======== Records for this task ========
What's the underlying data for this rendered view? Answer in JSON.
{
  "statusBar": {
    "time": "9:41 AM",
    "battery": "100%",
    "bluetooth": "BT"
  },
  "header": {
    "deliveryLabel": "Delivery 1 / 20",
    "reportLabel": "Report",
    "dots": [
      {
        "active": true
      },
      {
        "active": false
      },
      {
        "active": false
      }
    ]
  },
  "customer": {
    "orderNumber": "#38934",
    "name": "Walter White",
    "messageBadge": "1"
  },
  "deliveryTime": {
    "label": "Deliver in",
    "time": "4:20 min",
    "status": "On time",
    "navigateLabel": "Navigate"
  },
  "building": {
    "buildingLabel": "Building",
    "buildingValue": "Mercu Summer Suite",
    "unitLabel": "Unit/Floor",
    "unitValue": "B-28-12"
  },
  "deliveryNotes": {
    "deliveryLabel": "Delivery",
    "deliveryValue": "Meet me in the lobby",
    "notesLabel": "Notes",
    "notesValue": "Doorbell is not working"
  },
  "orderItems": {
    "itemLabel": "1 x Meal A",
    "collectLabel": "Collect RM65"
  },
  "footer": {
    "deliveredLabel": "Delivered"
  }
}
========
Task requirements: Copy out the whole listing exactly.

Output of the exercise:
What's the underlying data for this rendered view? Answer in JSON.
{
  "statusBar": {
    "time": "9:41 AM",
    "battery": "100%",
    "bluetooth": "BT"
  },
  "header": {
    "deliveryLabel": "Delivery 1 / 20",
    "reportLabel": "Report",
    "dots": [
      {
        "active": true
      },
      {
        "active": false
      },
      {
        "active": false
      }
    ]
  },
  "customer": {
    "orderNumber": "#38934",
    "name": "Walter White",
    "messageBadge": "1"
  },
  "deliveryTime": {
    "label": "Deliver in",
    "time": "4:20 min",
    "status": "On time",
    "navigateLabel": "Navigate"
  },
  "building": {
    "buildingLabel": "Building",
    "buildingValue": "Mercu Summer Suite",
    "unitLabel": "Unit/Floor",
    "unitValue": "B-28-12"
  },
  "deliveryNotes": {
    "deliveryLabel": "Delivery",
    "deliveryValue": "Meet me in the lobby",
    "notesLabel": "Notes",
    "notesValue": "Doorbell is not working"
  },
  "orderItems": {
    "itemLabel": "1 x Meal A",
    "collectLabel": "Collect RM65"
  },
  "footer": {
    "deliveredLabel": "Delivered"
  }
}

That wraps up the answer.